Objective: Type out the data exactly as given. Skip any image.

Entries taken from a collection
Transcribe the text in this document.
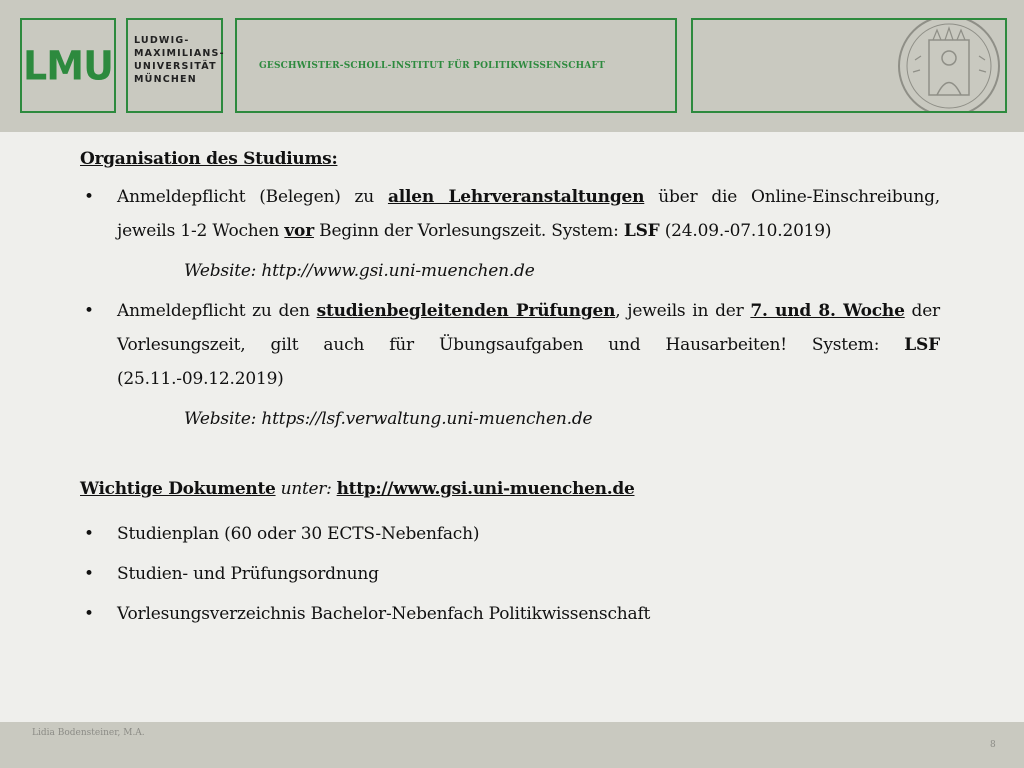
LMU
LUDWIG-
MAXIMILIANS-
UNIVERSITÄT
MÜNCHEN
GESCHWISTER-SCHOLL-INSTITUT FÜR POLITIKWISSENSCHAFT
Organisation des Studiums:
• Anmeldepflicht (Belegen) zu allen Lehrveranstaltungen über die Online-Einschreibung, jeweils 1-2 Wochen vor Beginn der Vorlesungszeit. System: LSF (24.09.-07.10.2019)
Website: http://www.gsi.uni-muenchen.de
• Anmeldepflicht zu den studienbegleitenden Prüfungen, jeweils in der 7. und 8. Woche der Vorlesungszeit, gilt auch für Übungsaufgaben und Hausarbeiten! System: LSF (25.11.-09.12.2019)
Website: https://lsf.verwaltung.uni-muenchen.de
Wichtige Dokumente unter: http://www.gsi.uni-muenchen.de
• Studienplan (60 oder 30 ECTS-Nebenfach)
• Studien- und Prüfungsordnung
• Vorlesungsverzeichnis Bachelor-Nebenfach Politikwissenschaft
Lidia Bodensteiner, M.A.
8
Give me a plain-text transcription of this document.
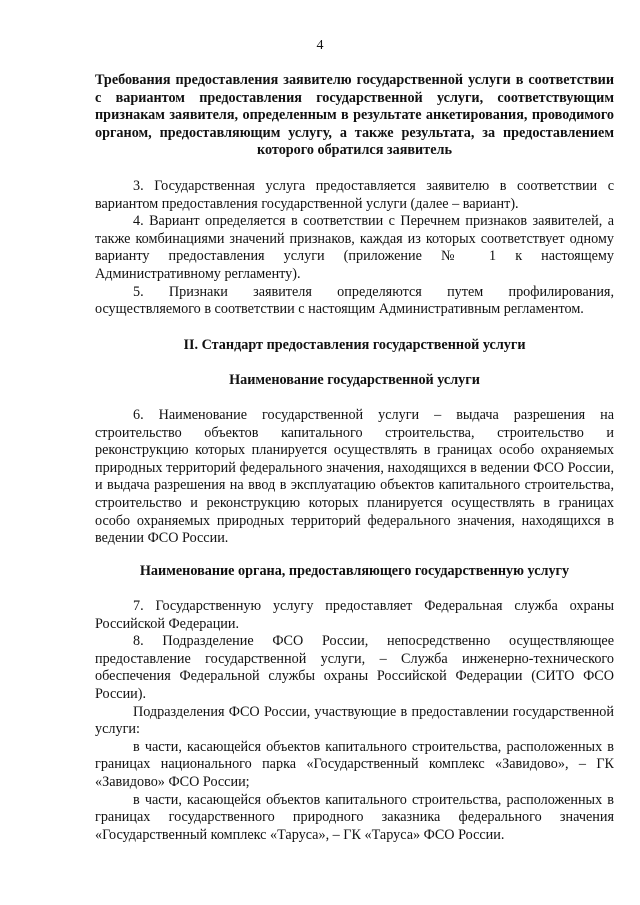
4

Требования предоставления заявителю государственной услуги в соответствии с вариантом предоставления государственной услуги, соответствующим признакам заявителя, определенным в результате анкетирования, проводимого органом, предоставляющим услугу, а также результата, за предоставлением которого обратился заявитель

3. Государственная услуга предоставляется заявителю в соответствии с вариантом предоставления государственной услуги (далее – вариант).

4. Вариант определяется в соответствии с Перечнем признаков заявителей, а также комбинациями значений признаков, каждая из которых соответствует одному варианту предоставления услуги (приложение № 1 к настоящему Административному регламенту).

5. Признаки заявителя определяются путем профилирования, осуществляемого в соответствии с настоящим Административным регламентом.

II. Стандарт предоставления государственной услуги

Наименование государственной услуги

6. Наименование государственной услуги – выдача разрешения на строительство объектов капитального строительства, строительство и реконструкцию которых планируется осуществлять в границах особо охраняемых природных территорий федерального значения, находящихся в ведении ФСО России, и выдача разрешения на ввод в эксплуатацию объектов капитального строительства, строительство и реконструкцию которых планируется осуществлять в границах особо охраняемых природных территорий федерального значения, находящихся в ведении ФСО России.

Наименование органа, предоставляющего государственную услугу

7. Государственную услугу предоставляет Федеральная служба охраны Российской Федерации.

8. Подразделение ФСО России, непосредственно осуществляющее предоставление государственной услуги, – Служба инженерно-технического обеспечения Федеральной службы охраны Российской Федерации (СИТО ФСО России).

Подразделения ФСО России, участвующие в предоставлении государственной услуги:

в части, касающейся объектов капитального строительства, расположенных в границах национального парка «Государственный комплекс «Завидово», – ГК «Завидово» ФСО России;

в части, касающейся объектов капитального строительства, расположенных в границах государственного природного заказника федерального значения «Государственный комплекс «Таруса», – ГК «Таруса» ФСО России.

Exercise solution:
Transcribe the text in this document.
LMU
LUDWIG-
MAXIMILIANS-
UNIVERSITÄT
MÜNCHEN
GESCHWISTER-SCHOLL-INSTITUT FÜR POLITIKWISSENSCHAFT
Organisation des Studiums:
• Anmeldepflicht (Belegen) zu allen Lehrveranstaltungen über die Online-Einschreibung, jeweils 1-2 Wochen vor Beginn der Vorlesungszeit. System: LSF (24.09.-07.10.2019)
Website: http://www.gsi.uni-muenchen.de
• Anmeldepflicht zu den studienbegleitenden Prüfungen, jeweils in der 7. und 8. Woche der Vorlesungszeit, gilt auch für Übungsaufgaben und Hausarbeiten! System: LSF (25.11.-09.12.2019)
Website: https://lsf.verwaltung.uni-muenchen.de
Wichtige Dokumente unter: http://www.gsi.uni-muenchen.de
• Studienplan (60 oder 30 ECTS-Nebenfach)
• Studien- und Prüfungsordnung
• Vorlesungsverzeichnis Bachelor-Nebenfach Politikwissenschaft
Lidia Bodensteiner, M.A.
8
Give me a plain-text transcription of this document.
4

Требования предоставления заявителю государственной услуги в соответствии с вариантом предоставления государственной услуги, соответствующим признакам заявителя, определенным в результате анкетирования, проводимого органом, предоставляющим услугу, а также результата, за предоставлением которого обратился заявитель

3. Государственная услуга предоставляется заявителю в соответствии с вариантом предоставления государственной услуги (далее – вариант).

4. Вариант определяется в соответствии с Перечнем признаков заявителей, а также комбинациями значений признаков, каждая из которых соответствует одному варианту предоставления услуги (приложение № 1 к настоящему Административному регламенту).

5. Признаки заявителя определяются путем профилирования, осуществляемого в соответствии с настоящим Административным регламентом.

II. Стандарт предоставления государственной услуги

Наименование государственной услуги

6. Наименование государственной услуги – выдача разрешения на строительство объектов капитального строительства, строительство и реконструкцию которых планируется осуществлять в границах особо охраняемых природных территорий федерального значения, находящихся в ведении ФСО России, и выдача разрешения на ввод в эксплуатацию объектов капитального строительства, строительство и реконструкцию которых планируется осуществлять в границах особо охраняемых природных территорий федерального значения, находящихся в ведении ФСО России.

Наименование органа, предоставляющего государственную услугу

7. Государственную услугу предоставляет Федеральная служба охраны Российской Федерации.

8. Подразделение ФСО России, непосредственно осуществляющее предоставление государственной услуги, – Служба инженерно-технического обеспечения Федеральной службы охраны Российской Федерации (СИТО ФСО России).

Подразделения ФСО России, участвующие в предоставлении государственной услуги:

в части, касающейся объектов капитального строительства, расположенных в границах национального парка «Государственный комплекс «Завидово», – ГК «Завидово» ФСО России;

в части, касающейся объектов капитального строительства, расположенных в границах государственного природного заказника федерального значения «Государственный комплекс «Таруса», – ГК «Таруса» ФСО России.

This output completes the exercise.